### Exercise details
Each entry below should be echoed exactly, with pictures omitted.

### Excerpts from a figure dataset
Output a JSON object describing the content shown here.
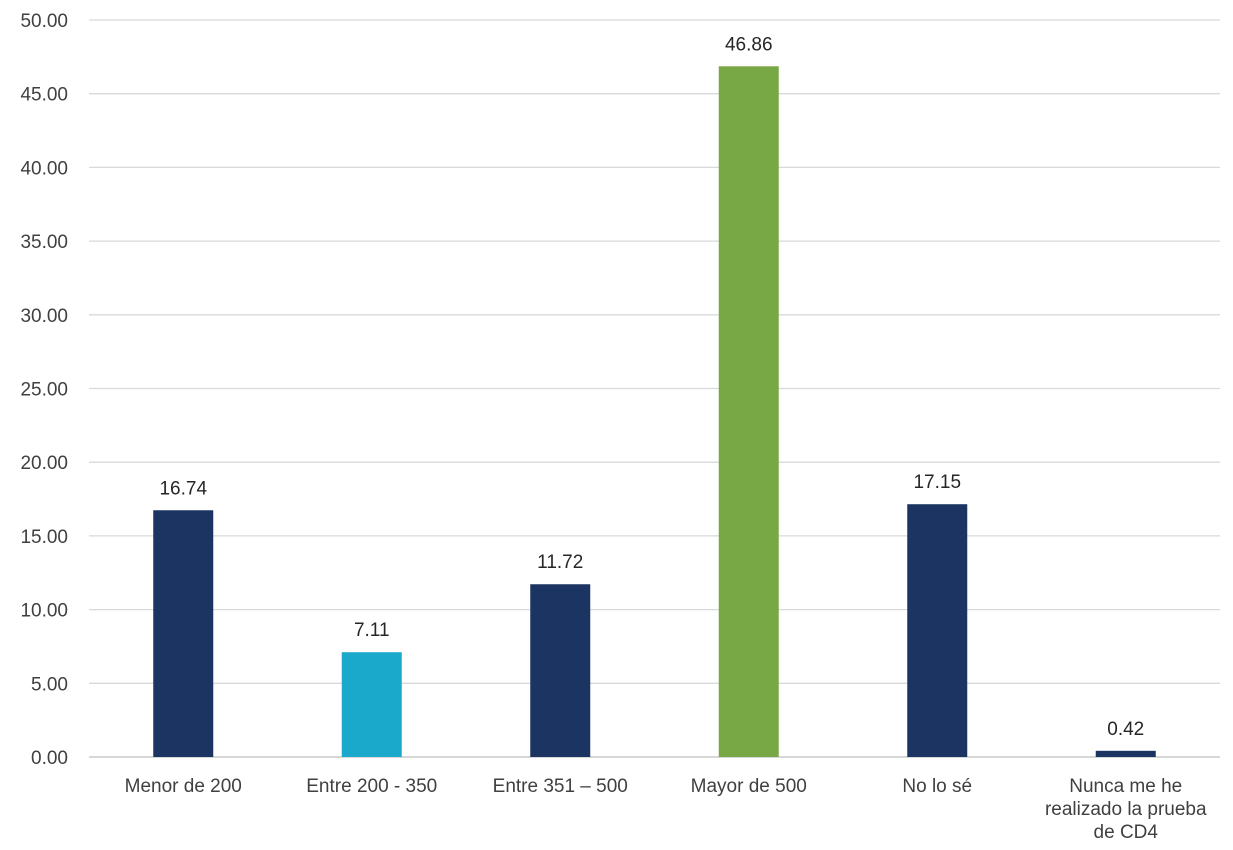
{
  "chart_data": {
    "type": "bar",
    "title": "",
    "xlabel": "",
    "ylabel": "",
    "ylim": [
      0,
      50
    ],
    "ytick_step": 5,
    "ytick_labels": [
      "0.00",
      "5.00",
      "10.00",
      "15.00",
      "20.00",
      "25.00",
      "30.00",
      "35.00",
      "40.00",
      "45.00",
      "50.00"
    ],
    "grid": true,
    "legend": "none",
    "categories": [
      "Menor de 200",
      "Entre 200 - 350",
      "Entre 351 – 500",
      "Mayor de 500",
      "No lo sé",
      "Nunca me he realizado la prueba de CD4"
    ],
    "category_label_lines": [
      [
        "Menor de 200"
      ],
      [
        "Entre 200 - 350"
      ],
      [
        "Entre 351 – 500"
      ],
      [
        "Mayor de 500"
      ],
      [
        "No lo sé"
      ],
      [
        "Nunca me he",
        "realizado la prueba",
        "de CD4"
      ]
    ],
    "values": [
      16.74,
      7.11,
      11.72,
      46.86,
      17.15,
      0.42
    ],
    "value_labels": [
      "16.74",
      "7.11",
      "11.72",
      "46.86",
      "17.15",
      "0.42"
    ],
    "colors": [
      "#1b3461",
      "#1aa9cb",
      "#1b3461",
      "#78a845",
      "#1b3461",
      "#1b3461"
    ]
  }
}
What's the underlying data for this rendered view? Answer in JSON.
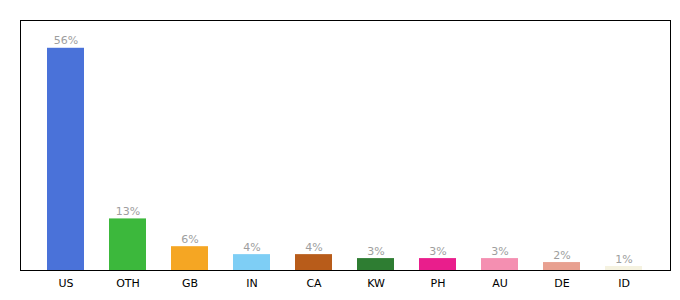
{
  "chart_data": {
    "type": "bar",
    "categories": [
      "US",
      "OTH",
      "GB",
      "IN",
      "CA",
      "KW",
      "PH",
      "AU",
      "DE",
      "ID"
    ],
    "values": [
      56,
      13,
      6,
      4,
      4,
      3,
      3,
      3,
      2,
      1
    ],
    "value_labels": [
      "56%",
      "13%",
      "6%",
      "4%",
      "4%",
      "3%",
      "3%",
      "3%",
      "2%",
      "1%"
    ],
    "colors": [
      "#4a72d9",
      "#3cb83c",
      "#f5a623",
      "#7ecef5",
      "#b85c1a",
      "#2e7d32",
      "#e91e8c",
      "#f48fb1",
      "#e8a090",
      "#f5f2e0"
    ],
    "ylim": [
      0,
      63
    ],
    "yticks": [],
    "data_labels": true,
    "tick_labels": "x",
    "grid": false
  }
}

### Written response
Output a JSON object describing the content shown here.
{
  "chart_data": {
    "type": "bar",
    "title": "",
    "xlabel": "",
    "ylabel": "",
    "ylim": [
      0,
      50
    ],
    "ytick_step": 5,
    "ytick_labels": [
      "0.00",
      "5.00",
      "10.00",
      "15.00",
      "20.00",
      "25.00",
      "30.00",
      "35.00",
      "40.00",
      "45.00",
      "50.00"
    ],
    "grid": true,
    "legend": "none",
    "categories": [
      "Menor de 200",
      "Entre 200 - 350",
      "Entre 351 – 500",
      "Mayor de 500",
      "No lo sé",
      "Nunca me he realizado la prueba de CD4"
    ],
    "category_label_lines": [
      [
        "Menor de 200"
      ],
      [
        "Entre 200 - 350"
      ],
      [
        "Entre 351 – 500"
      ],
      [
        "Mayor de 500"
      ],
      [
        "No lo sé"
      ],
      [
        "Nunca me he",
        "realizado la prueba",
        "de CD4"
      ]
    ],
    "values": [
      16.74,
      7.11,
      11.72,
      46.86,
      17.15,
      0.42
    ],
    "value_labels": [
      "16.74",
      "7.11",
      "11.72",
      "46.86",
      "17.15",
      "0.42"
    ],
    "colors": [
      "#1b3461",
      "#1aa9cb",
      "#1b3461",
      "#78a845",
      "#1b3461",
      "#1b3461"
    ]
  }
}
What's the underlying data for this rendered view? Answer in JSON.
{
  "chart_data": {
    "type": "bar",
    "categories": [
      "US",
      "OTH",
      "GB",
      "IN",
      "CA",
      "KW",
      "PH",
      "AU",
      "DE",
      "ID"
    ],
    "values": [
      56,
      13,
      6,
      4,
      4,
      3,
      3,
      3,
      2,
      1
    ],
    "value_labels": [
      "56%",
      "13%",
      "6%",
      "4%",
      "4%",
      "3%",
      "3%",
      "3%",
      "2%",
      "1%"
    ],
    "colors": [
      "#4a72d9",
      "#3cb83c",
      "#f5a623",
      "#7ecef5",
      "#b85c1a",
      "#2e7d32",
      "#e91e8c",
      "#f48fb1",
      "#e8a090",
      "#f5f2e0"
    ],
    "ylim": [
      0,
      63
    ],
    "yticks": [],
    "data_labels": true,
    "tick_labels": "x",
    "grid": false
  }
}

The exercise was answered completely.